§ **Task description**:
Return the passage of the Visual Studio language pack email from "Do you think" up to and including "language settings.", copied word for word.

Text below:

Hi Wu,
Thank you very much for your assistance in testing this! I have followed
up with some testing on my own as well. These are my conclusions:
* On Windows, you will need to have the English language pack installed
for Visual Studio. For languages closely related to English, you might
get away with a non-English locale, but this is not recommended nor
supported.
* To install the English language pack, you can either use the Visual
Studio GUI using this method:
- Click on "Visual Studio Installer" in Start menu.
- Click "Modify".
- Select the tab "Language packs".
- Choose "English".
- Click "Modify".
Or you can run it on the command line. For this to work, you need to
start cmd.exe using "Run as Administrator". Then execute the following
line: (note that the " characters are essential)
"C:\Program Files (x86)\Microsoft Visual
Studio\Installer\vs_installer.exe" modify --channelId
VisualStudio.16.Release --productId
Microsoft.VisualStudio.Product.BuildTools --addProductLang en-us -p
VisualStudio.16 represent VS 2019 -- replace the version number
accordingly. If you have not installed the BuildTools, but e.g.
Professional, adjust the product ID accordingly.
* The above information needs to be added to the build readme.
* When this is all done, apparently cl.exe notices something about the
environment when run from configure, and selects the English locale.
But, to be on the safe side, we should also add VSLANG=1033 to the
environment when running cl.exe in the build system.
* When failing to parse the version number output from cl.exe, we can
check if English locale seem to be installed. If it is, there should be
a directory named "1033" in the same directory as cl.exe resides in. If
this is missing, we should print a hint about installing the English
language pack.
Do you think this sound like a good summary of the findings and what
needs to be done?
/Magnus
On 2023-11-15 11:29, 吴 国璋 wrote:
I did some test on my machine, and the results are shown below:
- If I run `bash configure` with Chinese and English language pack installed,
the command will succeed and cl.exe presents itself in English.
- If I run cl.exe directly, it presents itself in Chinese, based on my Windows
language settings.
Given the above 2 facts, now we have several questions to answer, if we want to
investigate the issue further:
1. Why `bash configure` works?
I inserted a command `env` before Line 985 of `make/autoconf/toolchain.m4`, to
find out what difference does `bash configure` make. And it shows that `bash
configure` adds the following environment variables:
LANGUAGE=C
as_nl=
SHLVL=3
DUALCASE=1
LC_ALL=C
However, none of these environment variables work when I run cl.exe directly. I
don't know why `bash configure` can work, and it seems like some magic to me.
2. Does `VSLANG=1033` work?
Yes, it works. If I run `VSLANG=1033 cl` in Cygwin terminal, cl.exe will
present itself in English (language pack required). And there is a document
about VSLANG, though this document is for vcpkg, not directly for cl.exe:
https://learn.microsoft.com /vcpkg/users/config-environment
3. How to install Visual Studio language packs?

End of Text.
Source information below:

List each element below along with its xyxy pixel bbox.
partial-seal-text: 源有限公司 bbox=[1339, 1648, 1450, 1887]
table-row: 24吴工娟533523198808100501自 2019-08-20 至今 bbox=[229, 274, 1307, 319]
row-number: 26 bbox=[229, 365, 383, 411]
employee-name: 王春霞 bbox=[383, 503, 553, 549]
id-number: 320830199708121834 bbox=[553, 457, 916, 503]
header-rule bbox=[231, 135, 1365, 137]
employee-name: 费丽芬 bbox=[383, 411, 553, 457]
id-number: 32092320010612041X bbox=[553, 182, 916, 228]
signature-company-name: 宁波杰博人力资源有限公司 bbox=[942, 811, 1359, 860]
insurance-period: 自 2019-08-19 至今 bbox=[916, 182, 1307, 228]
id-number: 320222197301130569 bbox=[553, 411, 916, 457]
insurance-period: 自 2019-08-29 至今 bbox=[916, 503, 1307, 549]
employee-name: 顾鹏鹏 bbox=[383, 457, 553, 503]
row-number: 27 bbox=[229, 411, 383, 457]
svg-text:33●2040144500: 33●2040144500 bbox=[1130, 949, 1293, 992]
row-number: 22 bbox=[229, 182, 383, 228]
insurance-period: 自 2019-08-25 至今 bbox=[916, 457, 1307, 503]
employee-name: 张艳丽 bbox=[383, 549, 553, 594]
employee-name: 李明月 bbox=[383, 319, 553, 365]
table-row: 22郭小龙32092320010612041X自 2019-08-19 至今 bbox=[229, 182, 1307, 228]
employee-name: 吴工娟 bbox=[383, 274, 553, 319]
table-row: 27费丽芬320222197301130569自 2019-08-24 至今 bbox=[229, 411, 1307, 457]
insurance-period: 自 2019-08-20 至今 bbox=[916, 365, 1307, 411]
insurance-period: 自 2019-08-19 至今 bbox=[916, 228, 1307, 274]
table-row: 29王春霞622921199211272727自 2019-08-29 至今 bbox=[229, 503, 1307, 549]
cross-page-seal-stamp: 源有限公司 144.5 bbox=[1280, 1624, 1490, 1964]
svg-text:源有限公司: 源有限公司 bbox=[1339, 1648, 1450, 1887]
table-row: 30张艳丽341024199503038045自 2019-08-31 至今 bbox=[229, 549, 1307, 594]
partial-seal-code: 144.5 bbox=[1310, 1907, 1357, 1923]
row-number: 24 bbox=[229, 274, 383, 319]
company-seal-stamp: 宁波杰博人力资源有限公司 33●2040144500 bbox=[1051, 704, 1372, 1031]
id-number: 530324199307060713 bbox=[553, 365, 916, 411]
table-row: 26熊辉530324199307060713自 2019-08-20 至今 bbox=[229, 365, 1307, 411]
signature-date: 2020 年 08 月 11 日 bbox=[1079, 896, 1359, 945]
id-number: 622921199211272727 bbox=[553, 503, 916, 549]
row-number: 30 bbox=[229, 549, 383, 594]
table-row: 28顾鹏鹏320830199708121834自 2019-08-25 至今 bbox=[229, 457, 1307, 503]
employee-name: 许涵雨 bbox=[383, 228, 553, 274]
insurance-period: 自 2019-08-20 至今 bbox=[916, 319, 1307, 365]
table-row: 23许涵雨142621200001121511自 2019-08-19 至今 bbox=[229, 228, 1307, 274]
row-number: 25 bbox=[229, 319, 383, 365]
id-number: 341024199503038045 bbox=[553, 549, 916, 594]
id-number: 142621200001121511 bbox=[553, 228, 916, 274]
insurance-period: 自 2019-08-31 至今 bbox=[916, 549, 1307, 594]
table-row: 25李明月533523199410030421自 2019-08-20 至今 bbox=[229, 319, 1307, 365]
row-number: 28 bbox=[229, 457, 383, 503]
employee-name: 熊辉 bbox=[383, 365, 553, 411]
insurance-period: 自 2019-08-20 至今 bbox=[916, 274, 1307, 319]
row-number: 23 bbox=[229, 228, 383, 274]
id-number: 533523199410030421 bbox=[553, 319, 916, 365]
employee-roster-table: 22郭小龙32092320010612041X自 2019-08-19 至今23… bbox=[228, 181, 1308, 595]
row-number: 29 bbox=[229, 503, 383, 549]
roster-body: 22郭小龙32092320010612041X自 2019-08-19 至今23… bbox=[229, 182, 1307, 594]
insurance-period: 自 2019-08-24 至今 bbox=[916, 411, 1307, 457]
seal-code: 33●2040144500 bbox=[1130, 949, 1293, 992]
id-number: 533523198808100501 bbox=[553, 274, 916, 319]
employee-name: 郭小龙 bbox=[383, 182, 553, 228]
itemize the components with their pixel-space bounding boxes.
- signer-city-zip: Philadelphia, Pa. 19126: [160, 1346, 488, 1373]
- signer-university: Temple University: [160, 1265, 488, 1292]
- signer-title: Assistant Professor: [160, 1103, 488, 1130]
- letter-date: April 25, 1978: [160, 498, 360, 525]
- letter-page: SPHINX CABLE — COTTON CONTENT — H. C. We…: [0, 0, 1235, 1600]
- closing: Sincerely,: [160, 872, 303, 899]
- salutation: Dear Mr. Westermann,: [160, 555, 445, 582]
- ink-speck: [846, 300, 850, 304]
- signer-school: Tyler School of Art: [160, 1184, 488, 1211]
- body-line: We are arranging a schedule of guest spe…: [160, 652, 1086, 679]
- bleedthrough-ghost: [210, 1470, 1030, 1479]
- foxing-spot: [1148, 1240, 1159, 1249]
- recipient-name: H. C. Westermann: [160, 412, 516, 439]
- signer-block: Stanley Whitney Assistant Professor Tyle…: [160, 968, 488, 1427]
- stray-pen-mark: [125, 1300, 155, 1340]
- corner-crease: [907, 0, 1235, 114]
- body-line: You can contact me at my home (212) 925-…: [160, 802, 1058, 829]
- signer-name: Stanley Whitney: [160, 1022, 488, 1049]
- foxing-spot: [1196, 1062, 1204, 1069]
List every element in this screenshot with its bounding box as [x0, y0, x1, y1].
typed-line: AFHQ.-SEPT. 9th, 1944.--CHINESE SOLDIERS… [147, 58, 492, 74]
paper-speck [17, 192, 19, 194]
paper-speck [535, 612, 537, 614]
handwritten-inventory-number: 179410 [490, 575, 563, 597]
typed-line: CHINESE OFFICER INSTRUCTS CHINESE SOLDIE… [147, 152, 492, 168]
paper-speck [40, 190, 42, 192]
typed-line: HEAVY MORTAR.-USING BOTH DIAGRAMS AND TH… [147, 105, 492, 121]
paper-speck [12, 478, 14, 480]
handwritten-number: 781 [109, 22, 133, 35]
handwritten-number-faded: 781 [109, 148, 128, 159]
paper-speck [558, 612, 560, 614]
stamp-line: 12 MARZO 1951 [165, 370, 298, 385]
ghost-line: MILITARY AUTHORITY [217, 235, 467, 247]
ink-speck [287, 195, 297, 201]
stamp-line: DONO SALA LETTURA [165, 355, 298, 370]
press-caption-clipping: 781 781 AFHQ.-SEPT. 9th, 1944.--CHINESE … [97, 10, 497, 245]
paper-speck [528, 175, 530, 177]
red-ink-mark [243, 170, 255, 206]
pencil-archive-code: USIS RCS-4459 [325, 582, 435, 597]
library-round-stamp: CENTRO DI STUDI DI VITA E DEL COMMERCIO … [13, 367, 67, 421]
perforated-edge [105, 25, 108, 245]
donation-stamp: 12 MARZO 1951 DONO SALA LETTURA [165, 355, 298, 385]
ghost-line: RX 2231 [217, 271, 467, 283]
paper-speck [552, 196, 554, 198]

End of Source information.

§ **Answer to this problem**:
Do you think this sound like a good summary of the findings and what
needs to be done?
/Magnus
On 2023-11-15 11:29, 吴 国璋 wrote:
I did some test on my machine, and the results are shown below:
- If I run `bash configure` with Chinese and English language pack installed,
the command will succeed and cl.exe presents itself in English.
- If I run cl.exe directly, it presents itself in Chinese, based on my Windows
language settings.